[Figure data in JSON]
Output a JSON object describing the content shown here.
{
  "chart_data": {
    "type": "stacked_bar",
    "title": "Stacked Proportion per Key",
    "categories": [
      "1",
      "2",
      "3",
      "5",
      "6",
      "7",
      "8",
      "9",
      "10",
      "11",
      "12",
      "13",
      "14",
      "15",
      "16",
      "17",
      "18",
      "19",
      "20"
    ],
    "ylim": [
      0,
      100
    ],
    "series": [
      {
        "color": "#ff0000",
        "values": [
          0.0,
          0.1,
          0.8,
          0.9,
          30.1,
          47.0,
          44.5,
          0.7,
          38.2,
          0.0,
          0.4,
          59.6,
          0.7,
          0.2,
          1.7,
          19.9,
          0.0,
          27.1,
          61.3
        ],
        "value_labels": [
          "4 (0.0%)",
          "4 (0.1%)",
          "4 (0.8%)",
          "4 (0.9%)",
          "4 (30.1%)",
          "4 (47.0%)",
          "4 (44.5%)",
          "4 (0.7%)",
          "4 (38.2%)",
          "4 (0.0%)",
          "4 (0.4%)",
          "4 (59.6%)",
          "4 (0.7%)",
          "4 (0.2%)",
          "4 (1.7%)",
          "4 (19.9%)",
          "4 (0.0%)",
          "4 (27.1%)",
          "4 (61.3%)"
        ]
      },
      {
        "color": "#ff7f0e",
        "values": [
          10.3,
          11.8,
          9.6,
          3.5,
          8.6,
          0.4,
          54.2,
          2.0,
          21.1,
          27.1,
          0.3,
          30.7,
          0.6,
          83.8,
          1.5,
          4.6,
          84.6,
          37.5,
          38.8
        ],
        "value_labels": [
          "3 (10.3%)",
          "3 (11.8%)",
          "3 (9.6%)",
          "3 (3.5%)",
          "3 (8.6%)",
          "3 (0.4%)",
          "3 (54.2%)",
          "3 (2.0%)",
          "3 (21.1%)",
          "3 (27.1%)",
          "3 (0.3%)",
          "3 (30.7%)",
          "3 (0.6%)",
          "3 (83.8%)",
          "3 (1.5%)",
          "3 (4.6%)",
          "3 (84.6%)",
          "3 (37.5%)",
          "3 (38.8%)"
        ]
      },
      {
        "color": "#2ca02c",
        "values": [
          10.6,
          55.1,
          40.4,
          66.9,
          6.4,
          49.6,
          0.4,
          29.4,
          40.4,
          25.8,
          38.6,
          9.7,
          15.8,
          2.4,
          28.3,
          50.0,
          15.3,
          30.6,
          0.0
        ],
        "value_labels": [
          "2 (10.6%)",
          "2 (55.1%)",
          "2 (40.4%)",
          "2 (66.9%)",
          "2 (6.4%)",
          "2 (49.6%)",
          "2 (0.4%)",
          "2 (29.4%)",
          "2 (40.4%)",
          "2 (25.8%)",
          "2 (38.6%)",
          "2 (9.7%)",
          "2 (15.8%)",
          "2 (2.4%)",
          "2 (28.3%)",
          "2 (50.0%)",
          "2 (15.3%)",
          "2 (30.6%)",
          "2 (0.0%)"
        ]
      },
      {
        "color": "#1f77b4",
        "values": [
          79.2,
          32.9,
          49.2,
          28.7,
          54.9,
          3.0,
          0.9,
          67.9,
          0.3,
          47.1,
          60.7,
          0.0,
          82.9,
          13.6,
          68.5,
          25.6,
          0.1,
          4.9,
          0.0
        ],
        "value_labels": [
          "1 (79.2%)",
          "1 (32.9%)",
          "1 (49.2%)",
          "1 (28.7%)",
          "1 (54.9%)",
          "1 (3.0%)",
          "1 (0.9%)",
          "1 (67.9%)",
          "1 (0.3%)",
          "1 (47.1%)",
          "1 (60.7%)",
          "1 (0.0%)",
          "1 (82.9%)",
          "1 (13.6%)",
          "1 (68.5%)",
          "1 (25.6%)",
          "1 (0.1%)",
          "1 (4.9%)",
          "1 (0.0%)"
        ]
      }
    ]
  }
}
* * *
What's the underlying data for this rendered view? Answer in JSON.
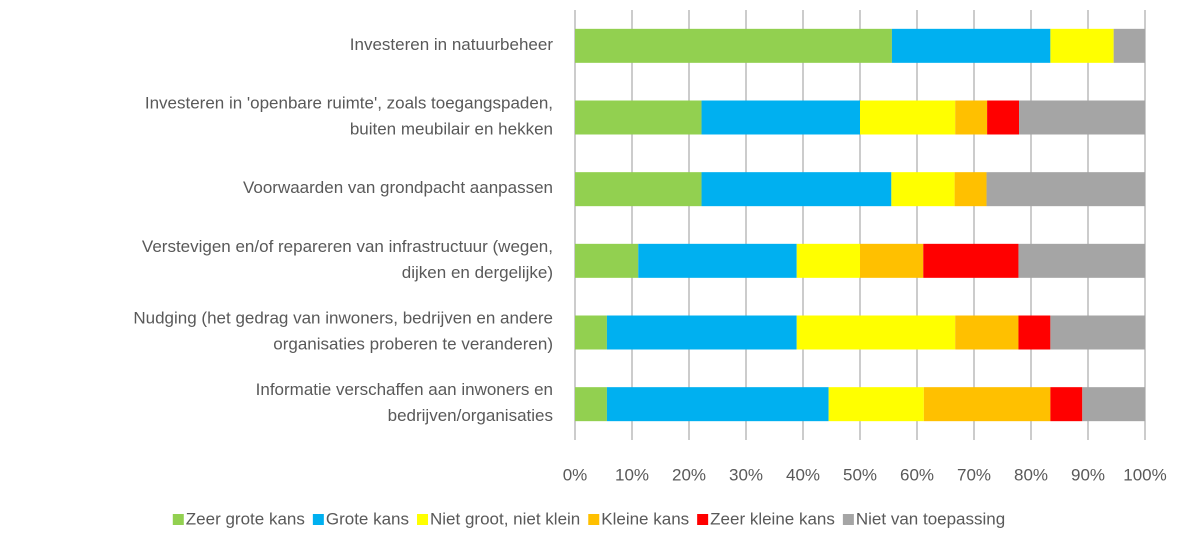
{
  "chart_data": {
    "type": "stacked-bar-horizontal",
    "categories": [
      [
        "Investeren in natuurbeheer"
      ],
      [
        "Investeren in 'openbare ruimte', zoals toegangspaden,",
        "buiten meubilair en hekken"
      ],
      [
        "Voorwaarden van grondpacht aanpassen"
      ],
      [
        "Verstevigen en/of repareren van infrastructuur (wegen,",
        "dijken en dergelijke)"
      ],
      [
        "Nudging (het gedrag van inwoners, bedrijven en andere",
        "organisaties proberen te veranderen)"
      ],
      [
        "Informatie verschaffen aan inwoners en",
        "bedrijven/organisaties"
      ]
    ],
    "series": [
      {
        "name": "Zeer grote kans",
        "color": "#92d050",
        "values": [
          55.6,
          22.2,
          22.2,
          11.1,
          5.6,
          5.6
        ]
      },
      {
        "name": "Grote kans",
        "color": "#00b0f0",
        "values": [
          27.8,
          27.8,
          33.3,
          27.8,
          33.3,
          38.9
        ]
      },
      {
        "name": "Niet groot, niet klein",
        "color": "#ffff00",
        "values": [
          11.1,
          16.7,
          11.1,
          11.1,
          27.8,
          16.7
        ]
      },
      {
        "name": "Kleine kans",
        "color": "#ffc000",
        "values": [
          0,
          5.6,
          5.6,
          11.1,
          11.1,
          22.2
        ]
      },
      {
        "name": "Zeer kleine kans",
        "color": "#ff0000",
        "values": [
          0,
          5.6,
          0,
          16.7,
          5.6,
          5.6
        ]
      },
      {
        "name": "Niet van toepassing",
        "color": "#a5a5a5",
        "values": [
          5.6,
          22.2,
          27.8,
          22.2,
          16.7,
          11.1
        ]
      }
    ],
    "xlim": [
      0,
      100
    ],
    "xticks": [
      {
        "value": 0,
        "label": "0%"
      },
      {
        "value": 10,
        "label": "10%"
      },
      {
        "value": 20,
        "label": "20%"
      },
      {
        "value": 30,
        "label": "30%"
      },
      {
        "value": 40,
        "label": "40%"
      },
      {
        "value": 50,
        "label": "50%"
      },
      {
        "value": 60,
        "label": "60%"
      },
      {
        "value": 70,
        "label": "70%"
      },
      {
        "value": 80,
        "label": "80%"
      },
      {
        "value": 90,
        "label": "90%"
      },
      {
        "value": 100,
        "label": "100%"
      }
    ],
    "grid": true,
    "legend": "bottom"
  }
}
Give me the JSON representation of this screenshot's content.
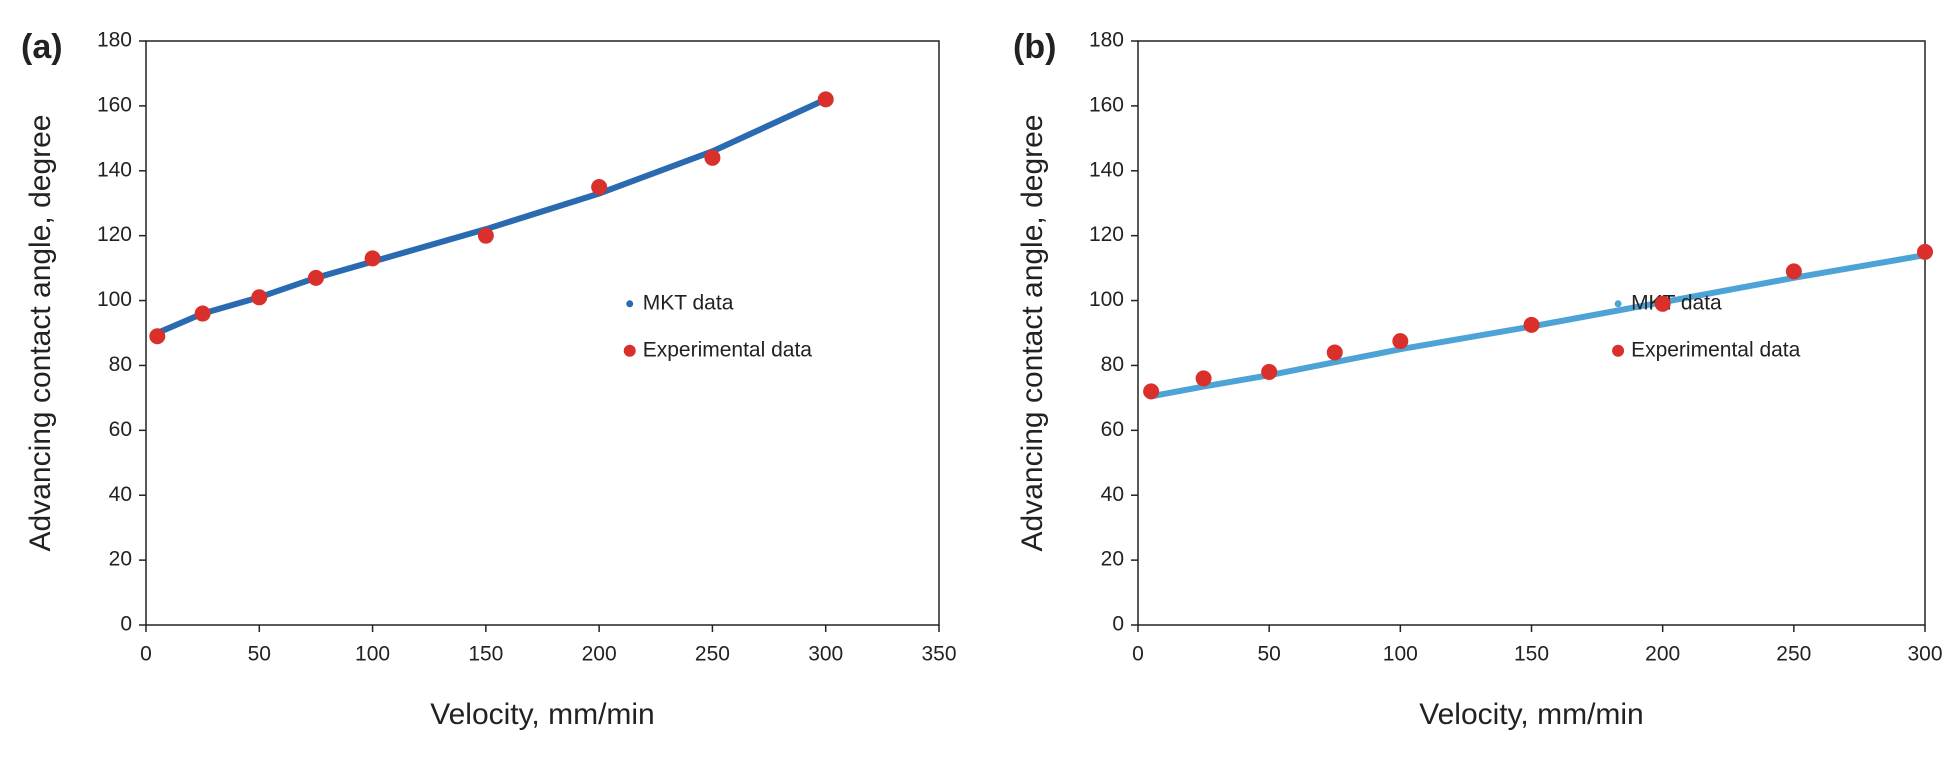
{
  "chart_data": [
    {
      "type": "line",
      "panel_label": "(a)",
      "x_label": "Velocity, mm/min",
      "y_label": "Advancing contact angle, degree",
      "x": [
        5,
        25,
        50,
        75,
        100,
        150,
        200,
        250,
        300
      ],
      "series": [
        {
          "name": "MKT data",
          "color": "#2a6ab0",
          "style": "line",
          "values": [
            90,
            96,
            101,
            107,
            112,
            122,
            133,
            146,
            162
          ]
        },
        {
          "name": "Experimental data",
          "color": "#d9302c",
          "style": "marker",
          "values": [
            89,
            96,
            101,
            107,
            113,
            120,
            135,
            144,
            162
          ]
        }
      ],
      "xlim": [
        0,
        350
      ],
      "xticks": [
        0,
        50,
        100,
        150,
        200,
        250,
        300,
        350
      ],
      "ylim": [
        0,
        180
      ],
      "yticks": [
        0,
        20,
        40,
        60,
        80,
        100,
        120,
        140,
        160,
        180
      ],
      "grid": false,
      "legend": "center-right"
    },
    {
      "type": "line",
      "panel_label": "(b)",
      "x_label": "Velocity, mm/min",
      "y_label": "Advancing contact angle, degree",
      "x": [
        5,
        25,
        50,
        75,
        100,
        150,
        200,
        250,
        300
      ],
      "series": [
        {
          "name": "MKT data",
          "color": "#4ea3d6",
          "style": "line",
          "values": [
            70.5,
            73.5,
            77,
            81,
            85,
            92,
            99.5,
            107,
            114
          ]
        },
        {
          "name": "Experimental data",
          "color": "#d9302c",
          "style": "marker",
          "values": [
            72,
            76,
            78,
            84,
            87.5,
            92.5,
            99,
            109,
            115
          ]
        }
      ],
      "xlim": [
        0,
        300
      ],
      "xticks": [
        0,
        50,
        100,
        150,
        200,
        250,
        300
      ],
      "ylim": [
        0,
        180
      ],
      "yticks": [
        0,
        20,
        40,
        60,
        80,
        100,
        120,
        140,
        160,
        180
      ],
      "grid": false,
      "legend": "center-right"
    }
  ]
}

● Your task
Within the data above, pick out all lines holding the word "organisaties".

● Result
        "organisaties proberen te veranderen)"
        "bedrijven/organisaties"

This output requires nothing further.